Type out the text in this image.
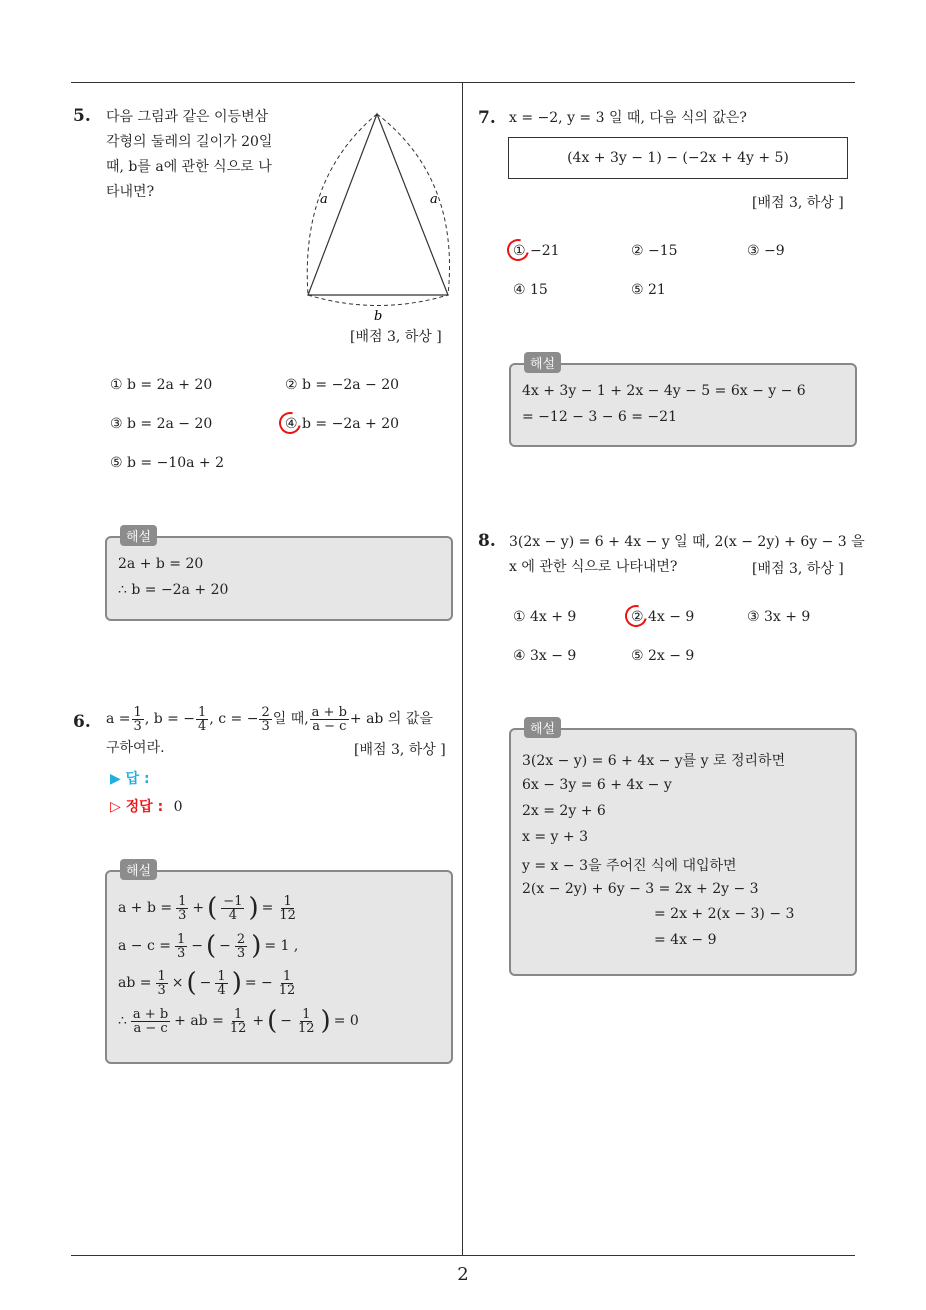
2
5. 다음 그림과 같은 이등변삼
각형의 둘레의 길이가 20일
때, b를 a에 관한 식으로 나
타내면?	a	a
b
[배점 3, 하상 ]
① b = 2a + 20	② b = −2a − 20
③ b = 2a − 20	④ b = −2a + 20
⑤ b = −10a + 2
해설
2a + b = 20
∴ b = −2a + 20
6. $a = \frac{1}{3}$ , b = − $\frac{1}{4}$ , c = − $\frac{2}{3}$ 일 때, $\frac{a + b}{a - c}$ + ab 의 값을
구하여라.	[배점 3, 하상 ]
▶ 답 :
▷ 정답 : 0
해설
$a + b = \frac{1}{3}$ + ( $\frac{-1}{4}$ ) = $\frac{1}{12}$
$a - c = \frac{1}{3}$ − ( − $\frac{2}{3}$ ) = 1 ,
ab = $\frac{1}{3}$ × ( − $\frac{1}{4}$ ) = − $\frac{1}{12}$
∴ $\frac{a + b}{a - c}$ + ab = $\frac{1}{12}$ + ( − $\frac{1}{12}$ ) = 0
7. x = −2, y = 3 일 때, 다음 식의 값은?
(4x + 3y − 1) − (−2x + 4y + 5)
[배점 3, 하상 ]
① −21	② −15	③ −9
④ 15	⑤ 21
해설
4x + 3y − 1 + 2x − 4y − 5 = 6x − y − 6
= −12 − 3 − 6 = −21
8. 3(2x − y) = 6 + 4x − y 일 때, 2(x − 2y) + 6y − 3 을
x 에 관한 식으로 나타내면?	[배점 3, 하상 ]
① 4x + 9	② 4x − 9	③ 3x + 9
④ 3x − 9	⑤ 2x − 9
해설
3(2x − y) = 6 + 4x − y를 y 로 정리하면
6x − 3y = 6 + 4x − y
2x = 2y + 6
x = y + 3
y = x − 3을 주어진 식에 대입하면
2(x − 2y) + 6y − 3 = 2x + 2y − 3
= 2x + 2(x − 3) − 3
= 4x − 9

--

• Work required
Figure out how many lines above include the string "frac", then report that number and nothing else.

• Exercise answer
5